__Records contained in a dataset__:

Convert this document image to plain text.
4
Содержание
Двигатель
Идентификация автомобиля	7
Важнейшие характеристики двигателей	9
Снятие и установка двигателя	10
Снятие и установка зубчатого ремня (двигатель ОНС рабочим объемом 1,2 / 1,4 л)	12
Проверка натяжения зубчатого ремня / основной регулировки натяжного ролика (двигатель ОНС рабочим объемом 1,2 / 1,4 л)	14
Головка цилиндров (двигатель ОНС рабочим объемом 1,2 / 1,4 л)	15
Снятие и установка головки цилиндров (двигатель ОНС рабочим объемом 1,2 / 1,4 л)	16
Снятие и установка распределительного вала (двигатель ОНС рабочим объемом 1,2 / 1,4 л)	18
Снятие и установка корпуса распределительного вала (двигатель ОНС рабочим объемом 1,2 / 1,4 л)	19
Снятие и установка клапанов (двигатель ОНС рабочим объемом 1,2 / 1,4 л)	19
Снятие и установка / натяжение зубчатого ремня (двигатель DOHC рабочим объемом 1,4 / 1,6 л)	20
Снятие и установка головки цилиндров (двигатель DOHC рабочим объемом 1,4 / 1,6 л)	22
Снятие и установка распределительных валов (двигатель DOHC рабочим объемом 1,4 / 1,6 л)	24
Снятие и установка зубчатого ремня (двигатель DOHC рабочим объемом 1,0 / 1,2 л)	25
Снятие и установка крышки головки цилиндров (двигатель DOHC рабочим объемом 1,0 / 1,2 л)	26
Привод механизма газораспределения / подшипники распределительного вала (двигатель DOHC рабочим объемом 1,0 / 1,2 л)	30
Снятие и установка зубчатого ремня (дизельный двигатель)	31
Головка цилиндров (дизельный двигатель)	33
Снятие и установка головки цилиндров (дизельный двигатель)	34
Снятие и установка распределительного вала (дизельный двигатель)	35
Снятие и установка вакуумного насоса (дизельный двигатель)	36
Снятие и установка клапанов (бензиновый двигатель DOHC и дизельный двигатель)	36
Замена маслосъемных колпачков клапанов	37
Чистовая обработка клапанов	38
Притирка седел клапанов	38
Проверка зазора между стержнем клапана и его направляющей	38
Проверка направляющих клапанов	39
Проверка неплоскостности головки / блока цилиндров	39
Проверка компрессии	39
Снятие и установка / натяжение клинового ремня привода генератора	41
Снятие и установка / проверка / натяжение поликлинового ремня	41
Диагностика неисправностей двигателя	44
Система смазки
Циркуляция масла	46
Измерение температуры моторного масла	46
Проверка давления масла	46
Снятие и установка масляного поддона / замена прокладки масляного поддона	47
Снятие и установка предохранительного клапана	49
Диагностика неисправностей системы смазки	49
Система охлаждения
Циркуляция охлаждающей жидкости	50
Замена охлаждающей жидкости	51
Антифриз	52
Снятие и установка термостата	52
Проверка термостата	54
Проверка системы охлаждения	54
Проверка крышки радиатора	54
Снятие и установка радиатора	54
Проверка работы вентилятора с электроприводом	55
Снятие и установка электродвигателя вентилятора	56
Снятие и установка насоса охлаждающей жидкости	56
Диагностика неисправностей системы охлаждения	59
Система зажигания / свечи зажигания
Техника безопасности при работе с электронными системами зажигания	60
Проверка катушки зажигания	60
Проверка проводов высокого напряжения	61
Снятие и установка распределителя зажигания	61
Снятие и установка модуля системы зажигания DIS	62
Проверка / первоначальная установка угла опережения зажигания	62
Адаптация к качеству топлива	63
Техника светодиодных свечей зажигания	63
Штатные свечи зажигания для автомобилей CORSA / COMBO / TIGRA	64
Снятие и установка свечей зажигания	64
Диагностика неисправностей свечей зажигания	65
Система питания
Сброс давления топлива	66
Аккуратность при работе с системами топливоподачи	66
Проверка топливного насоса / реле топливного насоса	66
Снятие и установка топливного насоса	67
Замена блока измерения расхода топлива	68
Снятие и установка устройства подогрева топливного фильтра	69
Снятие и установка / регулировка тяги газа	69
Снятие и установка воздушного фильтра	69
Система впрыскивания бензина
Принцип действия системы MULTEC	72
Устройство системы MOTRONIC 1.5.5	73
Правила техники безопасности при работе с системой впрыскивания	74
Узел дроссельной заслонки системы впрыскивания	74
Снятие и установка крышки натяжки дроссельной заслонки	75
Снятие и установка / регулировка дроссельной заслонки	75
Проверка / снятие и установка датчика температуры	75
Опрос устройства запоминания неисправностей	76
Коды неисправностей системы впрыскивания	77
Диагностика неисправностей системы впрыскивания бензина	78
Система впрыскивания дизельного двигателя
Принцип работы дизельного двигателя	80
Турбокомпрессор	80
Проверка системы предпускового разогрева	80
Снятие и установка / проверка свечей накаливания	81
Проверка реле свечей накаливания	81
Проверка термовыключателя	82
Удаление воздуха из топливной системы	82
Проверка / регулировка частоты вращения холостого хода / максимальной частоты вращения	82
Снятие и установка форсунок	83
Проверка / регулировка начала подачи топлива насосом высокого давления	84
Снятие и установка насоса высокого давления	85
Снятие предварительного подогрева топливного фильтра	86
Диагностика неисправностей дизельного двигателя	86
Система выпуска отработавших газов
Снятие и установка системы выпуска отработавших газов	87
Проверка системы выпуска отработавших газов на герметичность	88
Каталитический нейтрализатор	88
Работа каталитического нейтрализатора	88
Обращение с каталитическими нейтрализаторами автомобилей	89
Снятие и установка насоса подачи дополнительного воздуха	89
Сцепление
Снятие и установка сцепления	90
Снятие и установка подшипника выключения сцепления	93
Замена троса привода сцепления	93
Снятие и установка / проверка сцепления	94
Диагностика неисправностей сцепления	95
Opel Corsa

__Your objective__: Provide only the number of lines in the records containing the string "зубчатого".

__Result for this exercise__: 5